---- MATERIAL SUPPLIED

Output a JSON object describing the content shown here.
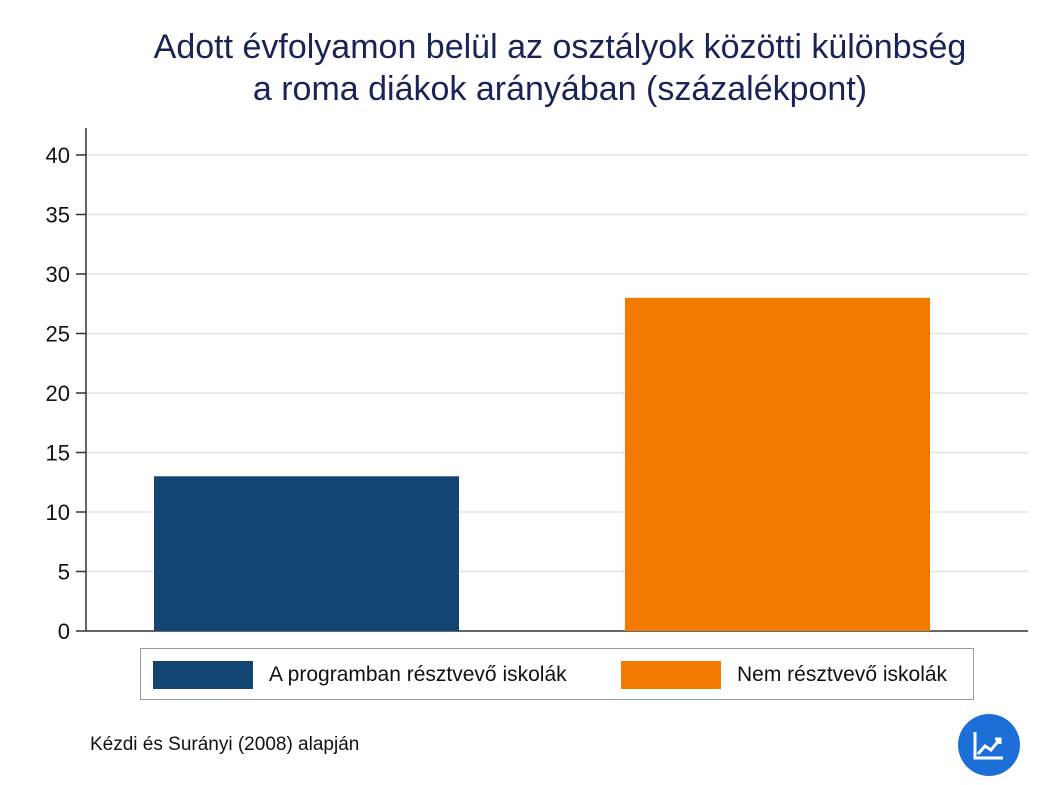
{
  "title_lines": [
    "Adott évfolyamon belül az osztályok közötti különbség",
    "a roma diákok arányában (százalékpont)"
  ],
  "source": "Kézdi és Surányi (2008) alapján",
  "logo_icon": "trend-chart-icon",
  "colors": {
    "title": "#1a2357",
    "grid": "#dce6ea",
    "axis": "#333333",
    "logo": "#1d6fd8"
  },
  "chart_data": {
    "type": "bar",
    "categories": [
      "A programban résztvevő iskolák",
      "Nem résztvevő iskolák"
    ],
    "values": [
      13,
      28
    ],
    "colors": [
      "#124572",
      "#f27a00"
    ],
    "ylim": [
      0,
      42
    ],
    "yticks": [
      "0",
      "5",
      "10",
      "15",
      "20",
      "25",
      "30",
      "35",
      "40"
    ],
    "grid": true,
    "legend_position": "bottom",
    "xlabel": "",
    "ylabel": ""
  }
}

--------

» **EXERCISE TASK**:
Omit the pictures. Output every record above word for word.

» **THE OUTPUT**:
Output a JSON object describing the content shown here.
{
  "title_lines": [
    "Adott évfolyamon belül az osztályok közötti különbség",
    "a roma diákok arányában (százalékpont)"
  ],
  "source": "Kézdi és Surányi (2008) alapján",
  "logo_icon": "trend-chart-icon",
  "colors": {
    "title": "#1a2357",
    "grid": "#dce6ea",
    "axis": "#333333",
    "logo": "#1d6fd8"
  },
  "chart_data": {
    "type": "bar",
    "categories": [
      "A programban résztvevő iskolák",
      "Nem résztvevő iskolák"
    ],
    "values": [
      13,
      28
    ],
    "colors": [
      "#124572",
      "#f27a00"
    ],
    "ylim": [
      0,
      42
    ],
    "yticks": [
      "0",
      "5",
      "10",
      "15",
      "20",
      "25",
      "30",
      "35",
      "40"
    ],
    "grid": true,
    "legend_position": "bottom",
    "xlabel": "",
    "ylabel": ""
  }
}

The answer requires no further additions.